● **Your goal**
Copy each line containing the word "nghe" from the records that follow, please.

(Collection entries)
· · · · ·
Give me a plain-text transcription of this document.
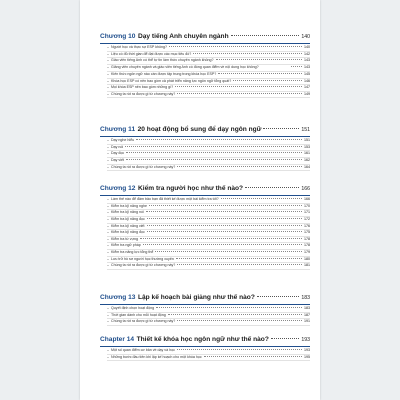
Chương 10 Dạy tiếng Anh chuyên ngành	140
– Người học và thực sự ESP không?	140
– Liệu có đủ thời gian để đạt được các mục tiêu đó?	142
– Giáo viên tiếng Anh có thể tự tin làm thức chuyên ngành không?	143
– Giảng viên chuyên ngành và giáo viên tiếng Anh có đóng quan điểm về nội dung học không?	143
– Kiến thức ngôn ngữ nào cần được tập trung trong khóa học ESP?	145
– Khóa học ESP có nên bao gồm cả phát triển năng lực ngôn ngữ tổng quát?	146
– Mọi khóa ESP nên bao gồm những gì?	147
– Chúng ta rút ra được gì từ chương này?	149
Chương 11 20 hoạt động bổ sung để dạy ngôn ngữ	151
– Dạy nghe hiểu	151
– Dạy nói	153
– Dạy đọc	161
– Dạy viết	162
– Chúng ta rút ra được gì từ chương này?	164
Chương 12 Kiểm tra người học như thế nào?	166
– Làm thế nào để đảm bảo bạn đã thiết kế được một bài kiểm tra tốt?	166
– Kiểm tra kỹ năng nghe	170
– Kiểm tra kỹ năng nói	171
– Kiểm tra kỹ năng đọc	172
– Kiểm tra kỹ năng viết	176
– Kiểm tra kỹ năng đọc	175
– Kiểm tra từ vựng	178
– Kiểm tra ngữ pháp	178
– Kiểm tra năng lực tổng thể	179
– Lưu trữ hồ sơ người học thường xuyên	180
– Chúng ta rút ra được gì từ chương này?	181
Chương 13 Lập kế hoạch bài giảng như thế nào?	183
– Quyết định chọn hoạt động	183
– Thời gian dành cho mỗi hoạt động	187
– Chúng ta rút ra được gì từ chương này?	191
Chapter 14 Thiết kế khóa học ngôn ngữ như thế nào?	193
– Một số quan điểm cơ bản về dạy và học	193
– Những bước đầu tiên khi lập kế hoạch cho một khóa học	195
· · · · ·
● **The solution**
– Dạy nghe hiểu	151
– Kiểm tra kỹ năng nghe	170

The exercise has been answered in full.